▶ _DESCRIPTION OF THE TASK_: Lines containing the string "Géographie" are to be counted; report the total by itself.

▶ _GIVEN DATA_:

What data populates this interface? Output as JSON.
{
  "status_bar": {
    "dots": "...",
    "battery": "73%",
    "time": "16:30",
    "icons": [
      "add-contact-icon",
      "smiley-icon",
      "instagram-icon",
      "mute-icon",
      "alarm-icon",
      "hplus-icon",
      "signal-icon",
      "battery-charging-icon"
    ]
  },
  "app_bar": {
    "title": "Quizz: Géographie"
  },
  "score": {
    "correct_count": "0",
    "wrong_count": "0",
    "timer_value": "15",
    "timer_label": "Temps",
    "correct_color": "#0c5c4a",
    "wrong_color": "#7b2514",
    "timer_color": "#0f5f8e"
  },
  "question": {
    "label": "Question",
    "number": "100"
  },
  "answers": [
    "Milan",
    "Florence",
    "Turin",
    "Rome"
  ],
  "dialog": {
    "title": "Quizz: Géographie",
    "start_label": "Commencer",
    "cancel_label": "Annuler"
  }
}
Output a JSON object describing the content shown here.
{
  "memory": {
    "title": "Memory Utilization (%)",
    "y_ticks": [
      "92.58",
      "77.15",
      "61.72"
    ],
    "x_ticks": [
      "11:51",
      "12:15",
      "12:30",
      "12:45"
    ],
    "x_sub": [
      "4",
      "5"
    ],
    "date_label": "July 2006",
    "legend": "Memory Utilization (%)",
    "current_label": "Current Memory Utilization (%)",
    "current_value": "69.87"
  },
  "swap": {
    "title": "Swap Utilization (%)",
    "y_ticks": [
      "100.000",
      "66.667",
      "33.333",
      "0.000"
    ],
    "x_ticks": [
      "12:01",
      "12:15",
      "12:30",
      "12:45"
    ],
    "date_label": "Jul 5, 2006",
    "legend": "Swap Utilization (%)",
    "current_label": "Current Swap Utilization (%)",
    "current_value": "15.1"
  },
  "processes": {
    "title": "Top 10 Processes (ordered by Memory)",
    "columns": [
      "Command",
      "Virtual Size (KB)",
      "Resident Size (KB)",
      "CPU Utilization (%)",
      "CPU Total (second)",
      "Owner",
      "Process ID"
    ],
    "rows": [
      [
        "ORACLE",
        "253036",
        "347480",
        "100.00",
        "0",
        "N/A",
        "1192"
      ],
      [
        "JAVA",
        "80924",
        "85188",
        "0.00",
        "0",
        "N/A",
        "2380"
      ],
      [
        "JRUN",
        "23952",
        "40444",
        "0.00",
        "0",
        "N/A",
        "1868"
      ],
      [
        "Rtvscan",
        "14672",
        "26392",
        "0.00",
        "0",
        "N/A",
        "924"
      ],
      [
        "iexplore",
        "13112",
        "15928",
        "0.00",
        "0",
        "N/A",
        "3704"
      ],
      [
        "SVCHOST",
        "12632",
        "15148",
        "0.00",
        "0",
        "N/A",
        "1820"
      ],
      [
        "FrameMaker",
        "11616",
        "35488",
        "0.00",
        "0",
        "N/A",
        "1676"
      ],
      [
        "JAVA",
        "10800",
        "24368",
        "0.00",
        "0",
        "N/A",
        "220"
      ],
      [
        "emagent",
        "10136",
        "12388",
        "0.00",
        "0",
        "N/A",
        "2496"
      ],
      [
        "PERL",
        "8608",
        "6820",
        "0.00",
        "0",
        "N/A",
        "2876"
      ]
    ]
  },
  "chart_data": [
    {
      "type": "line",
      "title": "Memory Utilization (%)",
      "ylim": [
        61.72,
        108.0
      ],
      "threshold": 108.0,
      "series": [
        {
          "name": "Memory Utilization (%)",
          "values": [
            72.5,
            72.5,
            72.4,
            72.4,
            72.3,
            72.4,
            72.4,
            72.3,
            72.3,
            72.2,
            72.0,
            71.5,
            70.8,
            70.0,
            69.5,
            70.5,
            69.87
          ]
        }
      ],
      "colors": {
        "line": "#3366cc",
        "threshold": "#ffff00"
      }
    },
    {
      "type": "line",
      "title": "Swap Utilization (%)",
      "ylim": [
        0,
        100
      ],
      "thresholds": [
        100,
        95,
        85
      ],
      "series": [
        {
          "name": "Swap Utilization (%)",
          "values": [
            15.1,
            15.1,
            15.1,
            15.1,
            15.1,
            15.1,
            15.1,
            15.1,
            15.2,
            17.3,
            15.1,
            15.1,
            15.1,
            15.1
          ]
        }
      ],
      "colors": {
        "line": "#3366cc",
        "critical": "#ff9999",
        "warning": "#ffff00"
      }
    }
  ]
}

▶ _OUTPUT FOR THIS EXERCISE_: 2